- _Records for this exercise_:

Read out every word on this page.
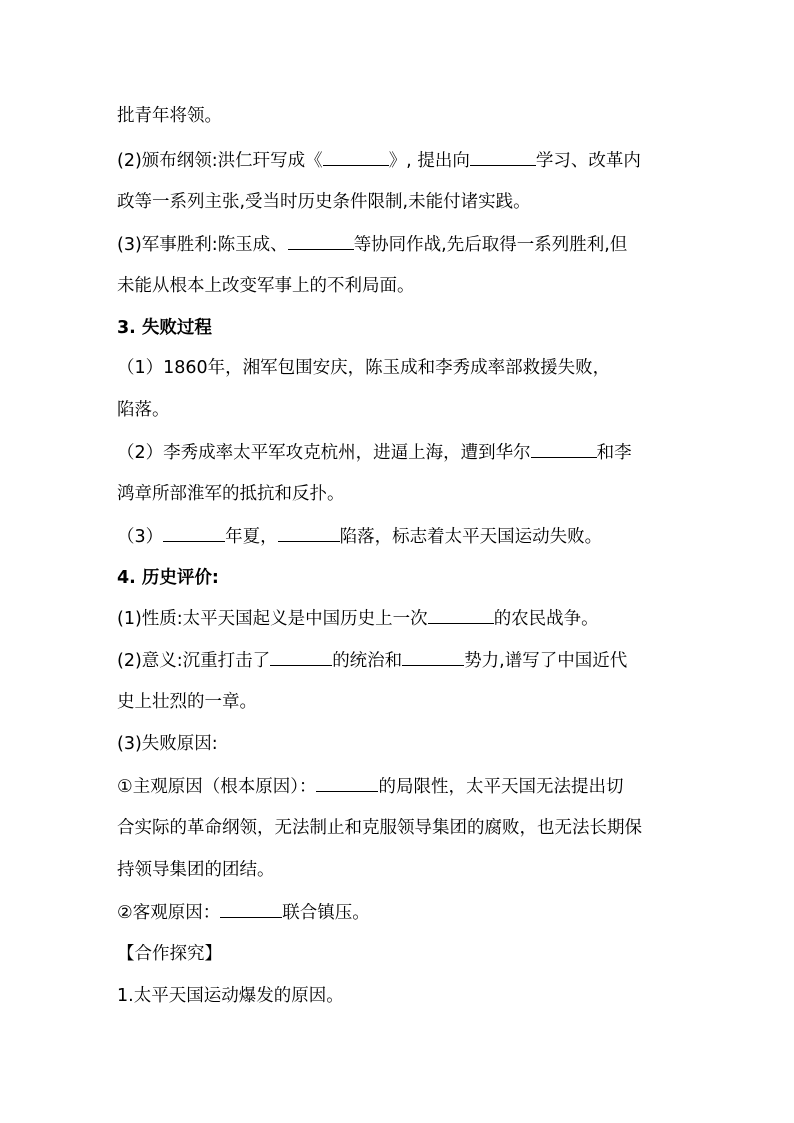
批青年将领。
(2)颁布纲领:洪仁玕写成《	》, 提出向	学习、改革内
政等一系列主张,受当时历史条件限制,未能付诸实践。
(3)军事胜利:陈玉成、	等协同作战,先后取得一系列胜利,但
未能从根本上改变军事上的不利局面。
3. 失败过程
（1）1860年，湘军包围安庆，陈玉成和李秀成率部救援失败，
陷落。
（2）李秀成率太平军攻克杭州，进逼上海，遭到华尔	和李
鸿章所部淮军的抵抗和反扑。
（3）	年夏，	陷落，标志着太平天国运动失败。
4. 历史评价:
(1)性质:太平天国起义是中国历史上一次	的农民战争。
(2)意义:沉重打击了	的统治和	势力,谱写了中国近代
史上壮烈的一章。
(3)失败原因:
①主观原因（根本原因）：	的局限性，太平天国无法提出切
合实际的革命纲领，无法制止和克服领导集团的腐败，也无法长期保
持领导集团的团结。
②客观原因：	联合镇压。
【合作探究】
1.太平天国运动爆发的原因。
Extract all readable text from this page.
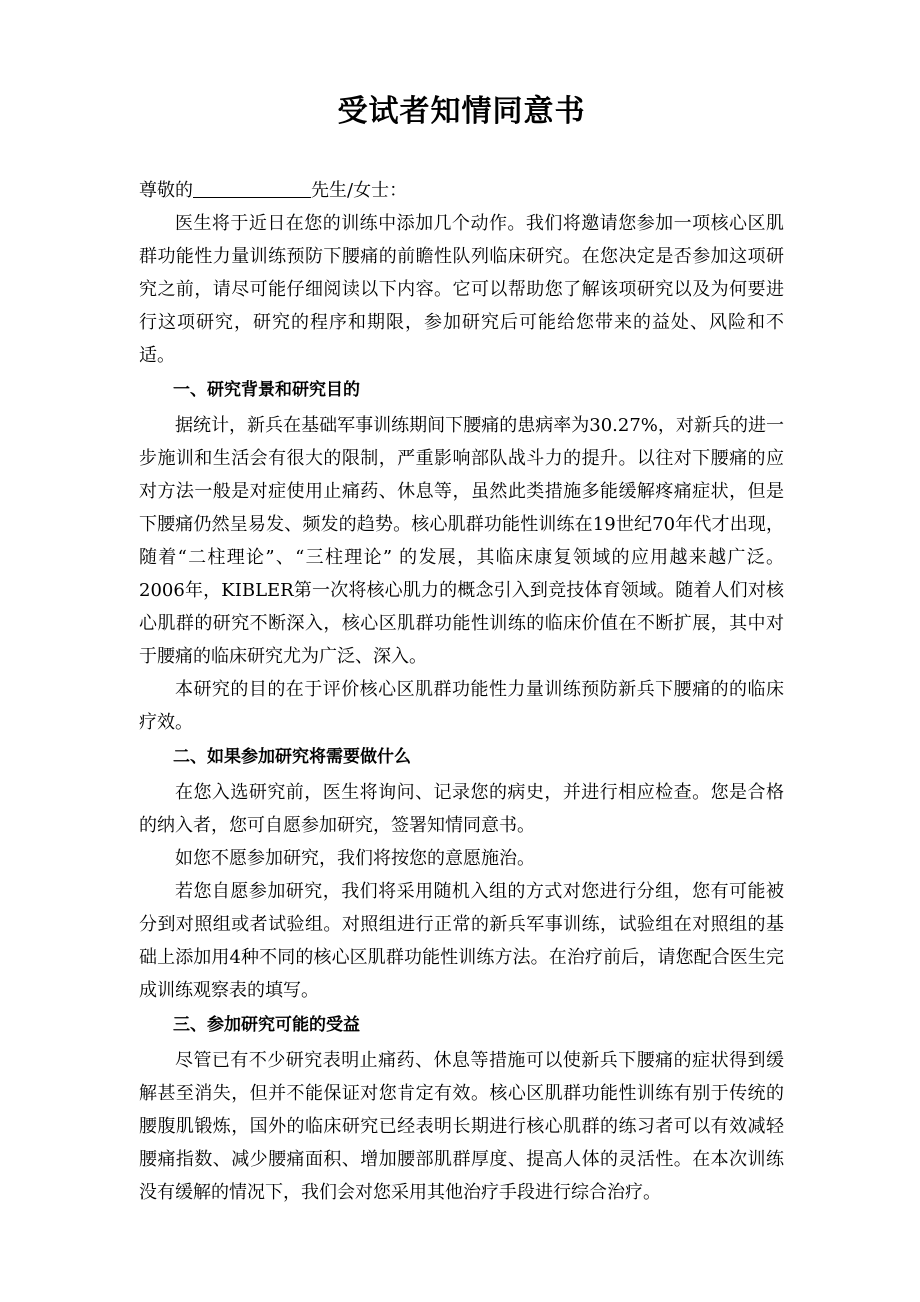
受试者知情同意书

尊敬的	先生/女士：

医生将于近日在您的训练中添加几个动作。我们将邀请您参加一项核心区肌群功能性力量训练预防下腰痛的前瞻性队列临床研究。在您决定是否参加这项研究之前，请尽可能仔细阅读以下内容。它可以帮助您了解该项研究以及为何要进行这项研究，研究的程序和期限，参加研究后可能给您带来的益处、风险和不适。

一、研究背景和研究目的

据统计，新兵在基础军事训练期间下腰痛的患病率为30.27%，对新兵的进一步施训和生活会有很大的限制，严重影响部队战斗力的提升。以往对下腰痛的应对方法一般是对症使用止痛药、休息等，虽然此类措施多能缓解疼痛症状，但是下腰痛仍然呈易发、频发的趋势。核心肌群功能性训练在19世纪70年代才出现，随着“二柱理论”、“三柱理论” 的发展，其临床康复领域的应用越来越广泛。2006年，KIBLER第一次将核心肌力的概念引入到竞技体育领域。随着人们对核心肌群的研究不断深入，核心区肌群功能性训练的临床价值在不断扩展，其中对于腰痛的临床研究尤为广泛、深入。

本研究的目的在于评价核心区肌群功能性力量训练预防新兵下腰痛的的临床疗效。

二、如果参加研究将需要做什么

在您入选研究前，医生将询问、记录您的病史，并进行相应检查。您是合格的纳入者，您可自愿参加研究，签署知情同意书。

如您不愿参加研究，我们将按您的意愿施治。

若您自愿参加研究，我们将采用随机入组的方式对您进行分组，您有可能被分到对照组或者试验组。对照组进行正常的新兵军事训练，试验组在对照组的基础上添加用4种不同的核心区肌群功能性训练方法。在治疗前后，请您配合医生完成训练观察表的填写。

三、参加研究可能的受益

尽管已有不少研究表明止痛药、休息等措施可以使新兵下腰痛的症状得到缓解甚至消失，但并不能保证对您肯定有效。核心区肌群功能性训练有别于传统的腰腹肌锻炼，国外的临床研究已经表明长期进行核心肌群的练习者可以有效减轻腰痛指数、减少腰痛面积、增加腰部肌群厚度、提高人体的灵活性。在本次训练没有缓解的情况下，我们会对您采用其他治疗手段进行综合治疗。
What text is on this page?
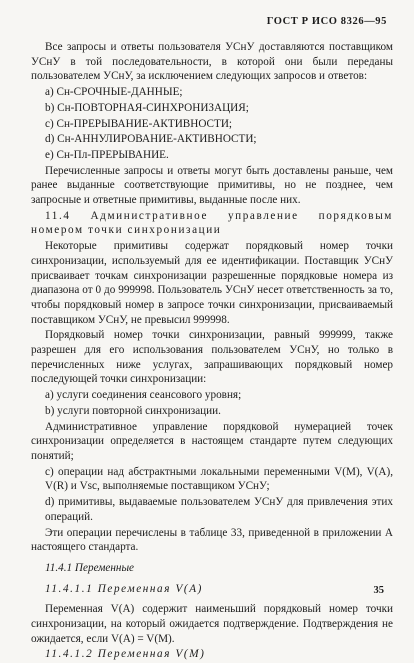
ГОСТ Р ИСО 8326—95

Все запросы и ответы пользователя УСнУ доставляются поставщиком УСнУ в той последовательности, в которой они были переданы пользователем УСнУ, за исключением следующих запросов и ответов:

а) Сн-СРОЧНЫЕ-ДАННЫЕ;

b) Сн-ПОВТОРНАЯ-СИНХРОНИЗАЦИЯ;

c) Сн-ПРЕРЫВАНИЕ-АКТИВНОСТИ;

d) Сн-АННУЛИРОВАНИЕ-АКТИВНОСТИ;

е) Сн-Пл-ПРЕРЫВАНИЕ.

Перечисленные запросы и ответы могут быть доставлены раньше, чем ранее выданные соответствующие примитивы, но не позднее, чем запросные и ответные примитивы, выданные после них.

11.4 Административное управление порядковым номером точки синхронизации

Некоторые примитивы содержат порядковый номер точки синхронизации, используемый для ее идентификации. Поставщик УСнУ присваивает точкам синхронизации разрешенные порядковые номера из диапазона от 0 до 999998. Пользователь УСнУ несет ответственность за то, чтобы порядковый номер в запросе точки синхронизации, присваиваемый поставщиком УСнУ, не превысил 999998.

Порядковый номер точки синхронизации, равный 999999, также разрешен для его использования пользователем УСнУ, но только в перечисленных ниже услугах, запрашивающих порядковый номер последующей точки синхронизации:

а) услуги соединения сеансового уровня;

b) услуги повторной синхронизации.

Административное управление порядковой нумерацией точек синхронизации определяется в настоящем стандарте путем следующих понятий;

c) операции над абстрактными локальными переменными V(M), V(A), V(R) и Vsc, выполняемые поставщиком УСнУ;

d) примитивы, выдаваемые пользователем УСнУ для привлечения этих операций.

Эти операции перечислены в таблице 33, приведенной в приложении А настоящего стандарта.

11.4.1 Переменные

11.4.1.1 Переменная V(A)

Переменная V(A) содержит наименьший порядковый номер точки синхронизации, на который ожидается подтверждение. Подтверждения не ожидается, если V(A) = V(M).

11.4.1.2 Переменная V(M)

35
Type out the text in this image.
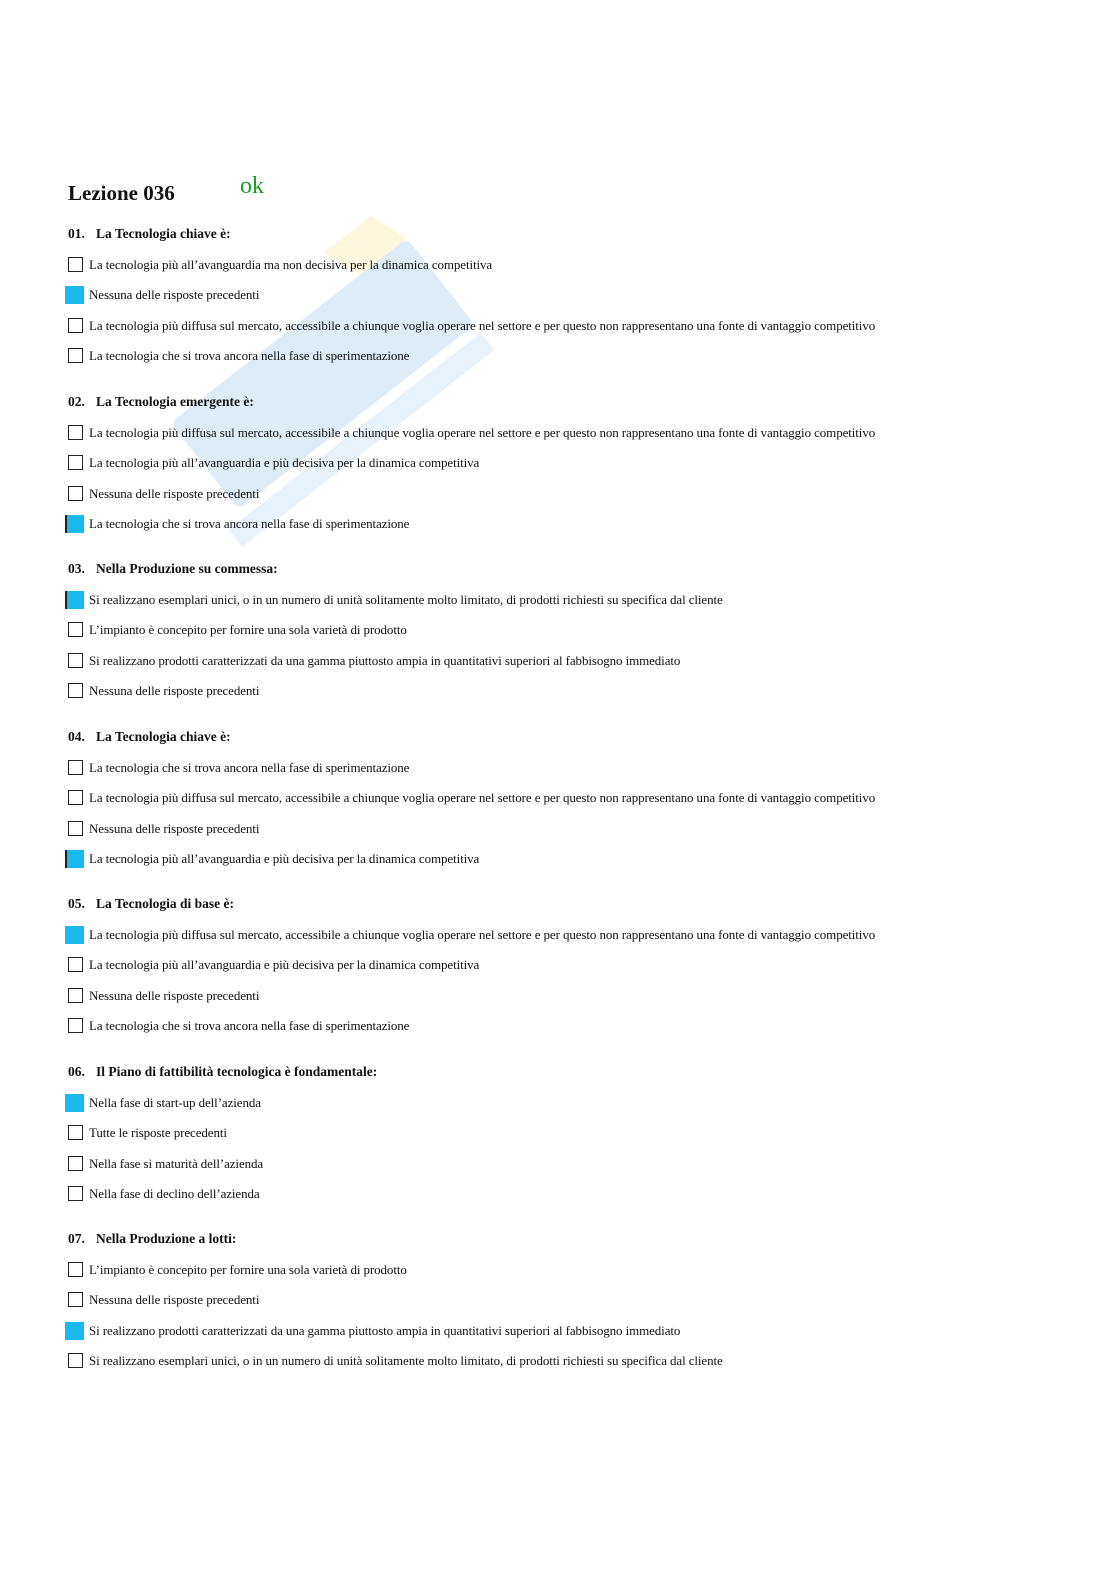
Lezione 036	ok
01. La Tecnologia chiave è:
La tecnologia più all’avanguardia ma non decisiva per la dinamica competitiva
Nessuna delle risposte precedenti
La tecnologia più diffusa sul mercato, accessibile a chiunque voglia operare nel settore e per questo non rappresentano una fonte di vantaggio competitivo
La tecnologia che si trova ancora nella fase di sperimentazione
02. La Tecnologia emergente è:
La tecnologia più diffusa sul mercato, accessibile a chiunque voglia operare nel settore e per questo non rappresentano una fonte di vantaggio competitivo
La tecnologia più all’avanguardia e più decisiva per la dinamica competitiva
Nessuna delle risposte precedenti
La tecnologia che si trova ancora nella fase di sperimentazione
03. Nella Produzione su commessa:
Si realizzano esemplari unici, o in un numero di unità solitamente molto limitato, di prodotti richiesti su specifica dal cliente
L’impianto è concepito per fornire una sola varietà di prodotto
Si realizzano prodotti caratterizzati da una gamma piuttosto ampia in quantitativi superiori al fabbisogno immediato
Nessuna delle risposte precedenti
04. La Tecnologia chiave è:
La tecnologia che si trova ancora nella fase di sperimentazione
La tecnologia più diffusa sul mercato, accessibile a chiunque voglia operare nel settore e per questo non rappresentano una fonte di vantaggio competitivo
Nessuna delle risposte precedenti
La tecnologia più all’avanguardia e più decisiva per la dinamica competitiva
05. La Tecnologia di base è:
La tecnologia più diffusa sul mercato, accessibile a chiunque voglia operare nel settore e per questo non rappresentano una fonte di vantaggio competitivo
La tecnologia più all’avanguardia e più decisiva per la dinamica competitiva
Nessuna delle risposte precedenti
La tecnologia che si trova ancora nella fase di sperimentazione
06. Il Piano di fattibilità tecnologica è fondamentale:
Nella fase di start-up dell’azienda
Tutte le risposte precedenti
Nella fase si maturità dell’azienda
Nella fase di declino dell’azienda
07. Nella Produzione a lotti:
L’impianto è concepito per fornire una sola varietà di prodotto
Nessuna delle risposte precedenti
Si realizzano prodotti caratterizzati da una gamma piuttosto ampia in quantitativi superiori al fabbisogno immediato
Si realizzano esemplari unici, o in un numero di unità solitamente molto limitato, di prodotti richiesti su specifica dal cliente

- _Short task_:
Compute the number of lines above that contain the string "ПРЕРЫВАНИЕ". Reply with that value only.

- _Completed task_:
2